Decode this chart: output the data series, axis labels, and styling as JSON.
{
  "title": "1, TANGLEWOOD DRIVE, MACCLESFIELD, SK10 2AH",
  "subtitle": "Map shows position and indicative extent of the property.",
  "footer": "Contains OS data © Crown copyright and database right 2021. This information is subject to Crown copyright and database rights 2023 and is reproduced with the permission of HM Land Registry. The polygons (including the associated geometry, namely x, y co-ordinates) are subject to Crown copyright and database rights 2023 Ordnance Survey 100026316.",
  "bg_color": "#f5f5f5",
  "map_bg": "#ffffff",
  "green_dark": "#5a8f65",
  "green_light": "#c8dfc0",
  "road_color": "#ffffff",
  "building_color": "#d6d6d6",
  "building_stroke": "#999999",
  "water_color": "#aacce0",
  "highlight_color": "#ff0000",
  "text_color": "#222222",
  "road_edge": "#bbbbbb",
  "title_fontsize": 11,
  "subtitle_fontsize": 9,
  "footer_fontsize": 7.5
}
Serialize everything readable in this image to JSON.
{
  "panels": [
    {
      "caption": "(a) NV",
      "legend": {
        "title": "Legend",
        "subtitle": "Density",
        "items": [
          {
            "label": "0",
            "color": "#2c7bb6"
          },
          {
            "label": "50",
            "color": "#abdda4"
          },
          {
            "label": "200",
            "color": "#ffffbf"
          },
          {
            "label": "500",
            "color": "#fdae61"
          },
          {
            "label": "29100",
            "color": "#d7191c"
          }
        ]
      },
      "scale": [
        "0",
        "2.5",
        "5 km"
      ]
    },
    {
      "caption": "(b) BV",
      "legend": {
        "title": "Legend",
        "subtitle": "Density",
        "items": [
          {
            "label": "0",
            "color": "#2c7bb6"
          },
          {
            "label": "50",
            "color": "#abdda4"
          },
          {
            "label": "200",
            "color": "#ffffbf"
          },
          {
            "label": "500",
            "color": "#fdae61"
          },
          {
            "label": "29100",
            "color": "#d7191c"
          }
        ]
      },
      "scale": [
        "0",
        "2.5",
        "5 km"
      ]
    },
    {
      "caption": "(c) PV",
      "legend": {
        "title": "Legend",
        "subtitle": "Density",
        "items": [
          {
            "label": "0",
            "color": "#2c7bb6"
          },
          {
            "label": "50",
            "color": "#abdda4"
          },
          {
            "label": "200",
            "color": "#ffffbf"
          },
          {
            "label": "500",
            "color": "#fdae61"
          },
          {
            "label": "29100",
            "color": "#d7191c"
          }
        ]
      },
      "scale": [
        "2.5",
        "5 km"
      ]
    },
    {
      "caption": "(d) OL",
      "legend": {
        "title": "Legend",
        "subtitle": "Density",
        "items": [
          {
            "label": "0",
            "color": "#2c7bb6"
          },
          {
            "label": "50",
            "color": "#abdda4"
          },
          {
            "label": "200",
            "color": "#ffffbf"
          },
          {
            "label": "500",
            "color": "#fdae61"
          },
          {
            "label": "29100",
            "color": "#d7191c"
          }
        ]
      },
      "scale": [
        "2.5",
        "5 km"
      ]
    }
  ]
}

☆ ☆ ☆ ☆ ☆

■ **GIVEN EXERCISE**
Repeat the entries above exactly, leaving nothing out.

■ **RESULT OF THIS TASK**
Decode this chart: output the data series, axis labels, and styling as JSON.
{
  "title": "1, TANGLEWOOD DRIVE, MACCLESFIELD, SK10 2AH",
  "subtitle": "Map shows position and indicative extent of the property.",
  "footer": "Contains OS data © Crown copyright and database right 2021. This information is subject to Crown copyright and database rights 2023 and is reproduced with the permission of HM Land Registry. The polygons (including the associated geometry, namely x, y co-ordinates) are subject to Crown copyright and database rights 2023 Ordnance Survey 100026316.",
  "bg_color": "#f5f5f5",
  "map_bg": "#ffffff",
  "green_dark": "#5a8f65",
  "green_light": "#c8dfc0",
  "road_color": "#ffffff",
  "building_color": "#d6d6d6",
  "building_stroke": "#999999",
  "water_color": "#aacce0",
  "highlight_color": "#ff0000",
  "text_color": "#222222",
  "road_edge": "#bbbbbb",
  "title_fontsize": 11,
  "subtitle_fontsize": 9,
  "footer_fontsize": 7.5
}
Serialize everything readable in this image to JSON.
{
  "panels": [
    {
      "caption": "(a) NV",
      "legend": {
        "title": "Legend",
        "subtitle": "Density",
        "items": [
          {
            "label": "0",
            "color": "#2c7bb6"
          },
          {
            "label": "50",
            "color": "#abdda4"
          },
          {
            "label": "200",
            "color": "#ffffbf"
          },
          {
            "label": "500",
            "color": "#fdae61"
          },
          {
            "label": "29100",
            "color": "#d7191c"
          }
        ]
      },
      "scale": [
        "0",
        "2.5",
        "5 km"
      ]
    },
    {
      "caption": "(b) BV",
      "legend": {
        "title": "Legend",
        "subtitle": "Density",
        "items": [
          {
            "label": "0",
            "color": "#2c7bb6"
          },
          {
            "label": "50",
            "color": "#abdda4"
          },
          {
            "label": "200",
            "color": "#ffffbf"
          },
          {
            "label": "500",
            "color": "#fdae61"
          },
          {
            "label": "29100",
            "color": "#d7191c"
          }
        ]
      },
      "scale": [
        "0",
        "2.5",
        "5 km"
      ]
    },
    {
      "caption": "(c) PV",
      "legend": {
        "title": "Legend",
        "subtitle": "Density",
        "items": [
          {
            "label": "0",
            "color": "#2c7bb6"
          },
          {
            "label": "50",
            "color": "#abdda4"
          },
          {
            "label": "200",
            "color": "#ffffbf"
          },
          {
            "label": "500",
            "color": "#fdae61"
          },
          {
            "label": "29100",
            "color": "#d7191c"
          }
        ]
      },
      "scale": [
        "2.5",
        "5 km"
      ]
    },
    {
      "caption": "(d) OL",
      "legend": {
        "title": "Legend",
        "subtitle": "Density",
        "items": [
          {
            "label": "0",
            "color": "#2c7bb6"
          },
          {
            "label": "50",
            "color": "#abdda4"
          },
          {
            "label": "200",
            "color": "#ffffbf"
          },
          {
            "label": "500",
            "color": "#fdae61"
          },
          {
            "label": "29100",
            "color": "#d7191c"
          }
        ]
      },
      "scale": [
        "2.5",
        "5 km"
      ]
    }
  ]
}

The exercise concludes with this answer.